DIRECTION
Restate each line of the listing exactly, without carrying over any pictures.

RECORDS TO USE

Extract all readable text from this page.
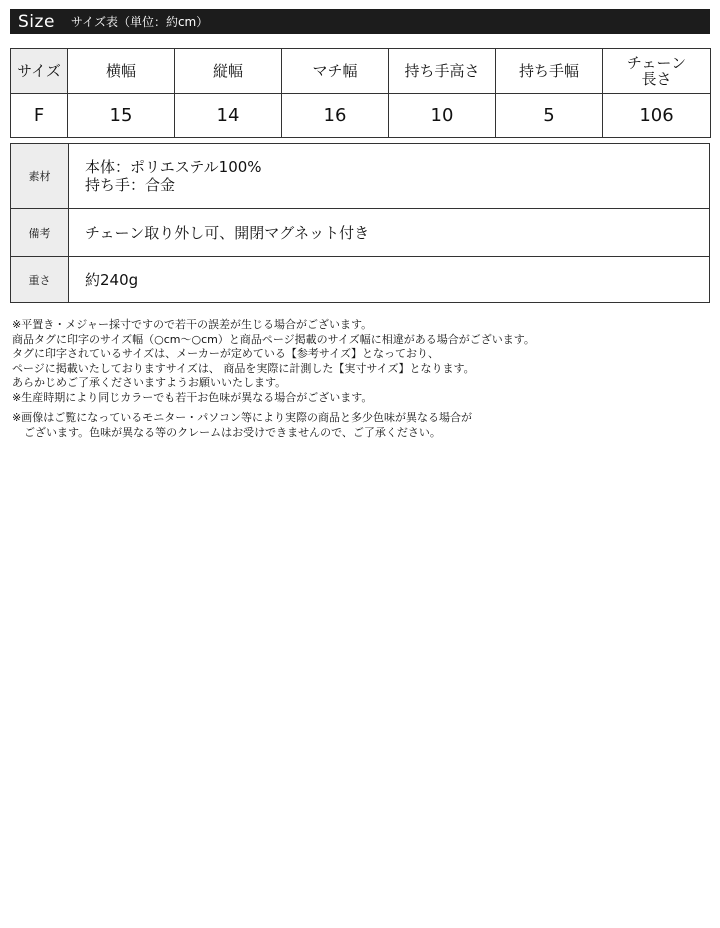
Size サイズ表（単位：約cm）
サイズ	横幅	縦幅	マチ幅	持ち手高さ	持ち手幅	チェーン
長さ

F	15	14	16	10	5	106
素材	本体：ポリエステル100%
持ち手：合金

備考	チェーン取り外し可、開閉マグネット付き
重さ	約240g

※平置き・メジャー採寸ですので若干の誤差が生じる場合がございます。

商品タグに印字のサイズ幅（○cm〜○cm）と商品ページ掲載のサイズ幅に相違がある場合がございます。

タグに印字されているサイズは、メーカーが定めている【参考サイズ】となっており、

ページに掲載いたしておりますサイズは、 商品を実際に計測した【実寸サイズ】となります。

あらかじめご了承くださいますようお願いいたします。

※生産時期により同じカラーでも若干お色味が異なる場合がございます。

※画像はご覧になっているモニター・パソコン等により実際の商品と多少色味が異なる場合が

ございます。色味が異なる等のクレームはお受けできませんので、ご了承ください。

RESPONSE TO THE EXERCISE
Extract all readable text from this page.
Size サイズ表（単位：約cm）
サイズ	横幅	縦幅	マチ幅	持ち手高さ	持ち手幅	チェーン
長さ

F	15	14	16	10	5	106
素材	本体：ポリエステル100%
持ち手：合金

備考	チェーン取り外し可、開閉マグネット付き
重さ	約240g

※平置き・メジャー採寸ですので若干の誤差が生じる場合がございます。

商品タグに印字のサイズ幅（○cm〜○cm）と商品ページ掲載のサイズ幅に相違がある場合がございます。

タグに印字されているサイズは、メーカーが定めている【参考サイズ】となっており、

ページに掲載いたしておりますサイズは、 商品を実際に計測した【実寸サイズ】となります。

あらかじめご了承くださいますようお願いいたします。

※生産時期により同じカラーでも若干お色味が異なる場合がございます。

※画像はご覧になっているモニター・パソコン等により実際の商品と多少色味が異なる場合が

ございます。色味が異なる等のクレームはお受けできませんので、ご了承ください。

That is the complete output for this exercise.